Quote the entries in full, character for character, without their images.
──────────────────────────────
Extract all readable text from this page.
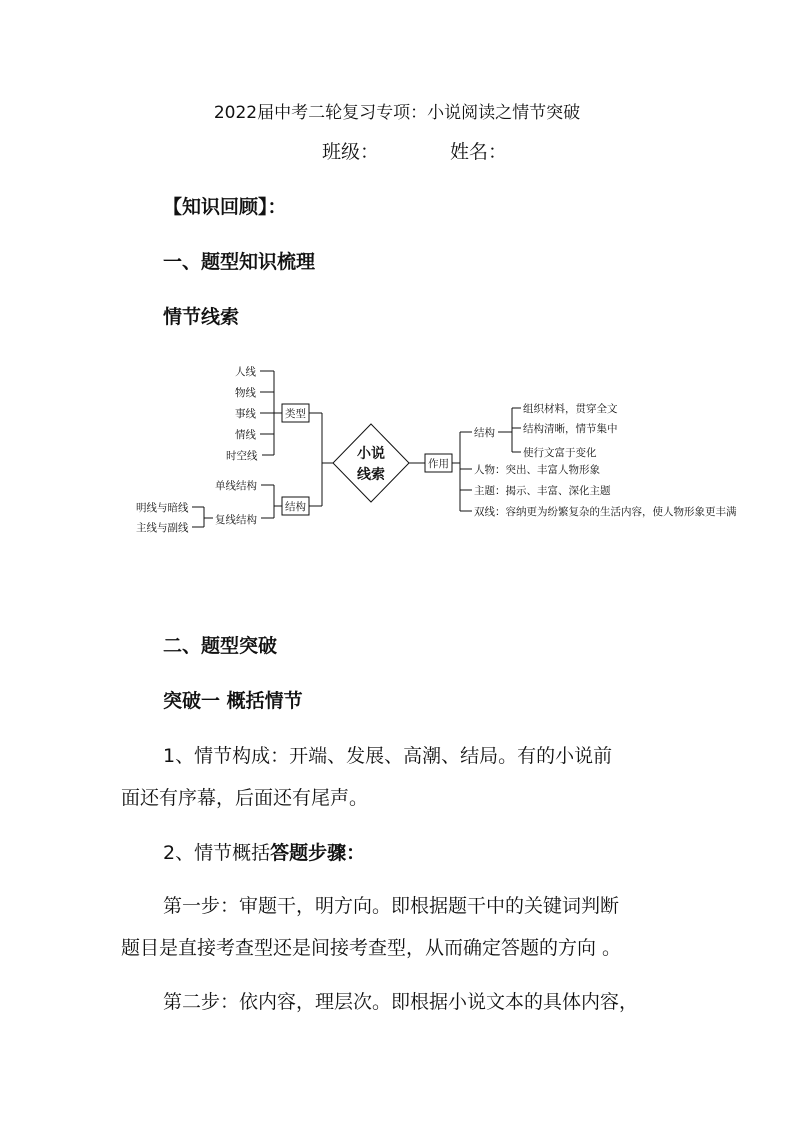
2022届中考二轮复习专项：小说阅读之情节突破
班级：	姓名：
【知识回顾】：
一、题型知识梳理
情节线索
人线
物线
事线
情线
时空线
类型
单线结构
复线结构
明线与暗线
主线与副线
结构
小说
线索
作用
结构
组织材料，贯穿全文
结构清晰，情节集中
使行文富于变化
人物：突出、丰富人物形象
主题：揭示、丰富、深化主题
双线：容纳更为纷繁复杂的生活内容，使人物形象更丰满
二、题型突破
突破一 概括情节
1、情节构成：开端、发展、高潮、结局。有的小说前
面还有序幕，后面还有尾声。
2、情节概括答题步骤：
第一步：审题干，明方向。即根据题干中的关键词判断
题目是直接考查型还是间接考查型，从而确定答题的方向 。
第二步：依内容，理层次。即根据小说文本的具体内容，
──────────────────────────────
* [Answer]
Extract all readable text from this page.
2022届中考二轮复习专项：小说阅读之情节突破
班级：	姓名：
【知识回顾】：
一、题型知识梳理
情节线索
人线
物线
事线
情线
时空线
类型
单线结构
复线结构
明线与暗线
主线与副线
结构
小说
线索
作用
结构
组织材料，贯穿全文
结构清晰，情节集中
使行文富于变化
人物：突出、丰富人物形象
主题：揭示、丰富、深化主题
双线：容纳更为纷繁复杂的生活内容，使人物形象更丰满
二、题型突破
突破一 概括情节
1、情节构成：开端、发展、高潮、结局。有的小说前
面还有序幕，后面还有尾声。
2、情节概括答题步骤：
第一步：审题干，明方向。即根据题干中的关键词判断
题目是直接考查型还是间接考查型，从而确定答题的方向 。
第二步：依内容，理层次。即根据小说文本的具体内容，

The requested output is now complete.